§ **Dataset content**:

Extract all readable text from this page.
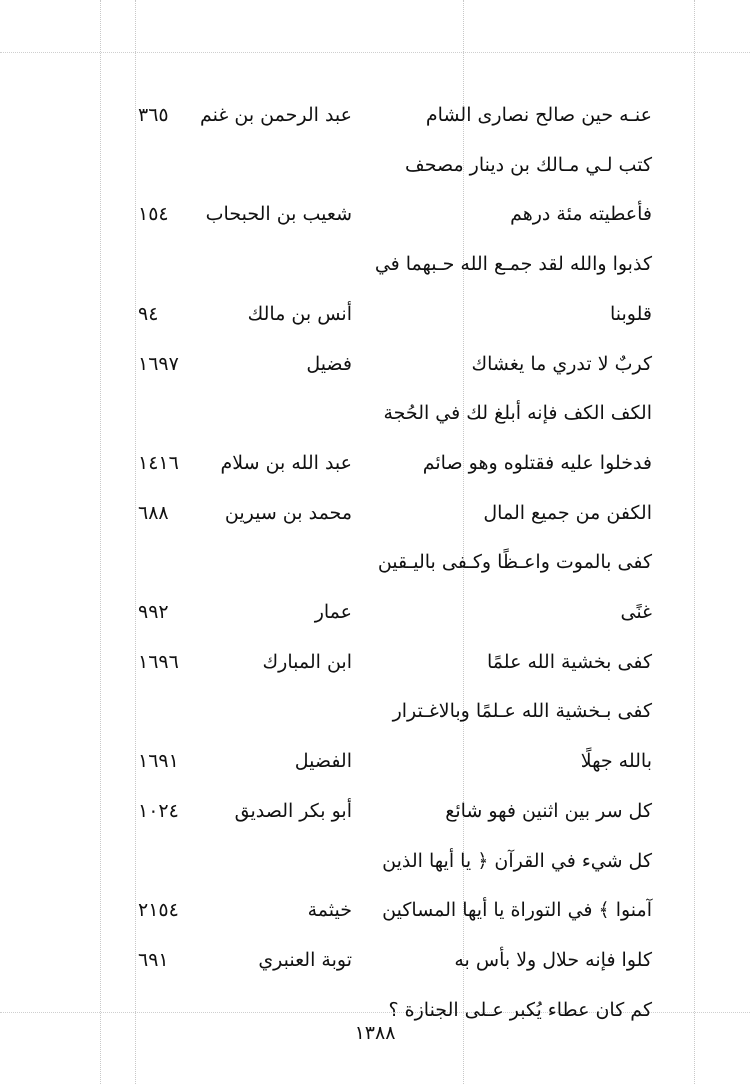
عنـه حين صالح نصارى الشام
عبد الرحمن بن غنم
٣٦٥
كتب لـي مـالك بن دينار مصحف
فأعطيته مئة درهم
شعيب بن الحبحاب
١٥٤
كذبوا والله لقد جمـع الله حـبهما في
قلوبنا
أنس بن مالك
٩٤
كربٌ لا تدري ما يغشاك
فضيل
١٦٩٧
الكف الكف فإنه أبلغ لك في الحُجة
فدخلوا عليه فقتلوه وهو صائم
عبد الله بن سلام
١٤١٦
الكفن من جميع المال
محمد بن سيرين
٦٨٨
كفى بالموت واعـظًا وكـفى باليـقين
غنًى
عمار
٩٩٢
كفى بخشية الله علمًا
ابن المبارك
١٦٩٦
كفى بـخشية الله عـلمًا وبالاغـترار
بالله جهلًا
الفضيل
١٦٩١
كل سر بين اثنين فهو شائع
أبو بكر الصديق
١٠٢٤
كل شيء في القرآن ﴿ يا أيها الذين
آمنوا ﴾ في التوراة يا أيها المساكين
خيثمة
٢١٥٤
كلوا فإنه حلال ولا بأس به
توبة العنبري
٦٩١
كم كان عطاء يُكبر عـلى الجنازة ؟
١٣٨٨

§ **Aim of the exercise**: Exclude every picture and copy the remaining data exactly.

§ **Result for this exercise**:
Extract all readable text from this page.
عنـه حين صالح نصارى الشام
عبد الرحمن بن غنم
٣٦٥
كتب لـي مـالك بن دينار مصحف
فأعطيته مئة درهم
شعيب بن الحبحاب
١٥٤
كذبوا والله لقد جمـع الله حـبهما في
قلوبنا
أنس بن مالك
٩٤
كربٌ لا تدري ما يغشاك
فضيل
١٦٩٧
الكف الكف فإنه أبلغ لك في الحُجة
فدخلوا عليه فقتلوه وهو صائم
عبد الله بن سلام
١٤١٦
الكفن من جميع المال
محمد بن سيرين
٦٨٨
كفى بالموت واعـظًا وكـفى باليـقين
غنًى
عمار
٩٩٢
كفى بخشية الله علمًا
ابن المبارك
١٦٩٦
كفى بـخشية الله عـلمًا وبالاغـترار
بالله جهلًا
الفضيل
١٦٩١
كل سر بين اثنين فهو شائع
أبو بكر الصديق
١٠٢٤
كل شيء في القرآن ﴿ يا أيها الذين
آمنوا ﴾ في التوراة يا أيها المساكين
خيثمة
٢١٥٤
كلوا فإنه حلال ولا بأس به
توبة العنبري
٦٩١
كم كان عطاء يُكبر عـلى الجنازة ؟
١٣٨٨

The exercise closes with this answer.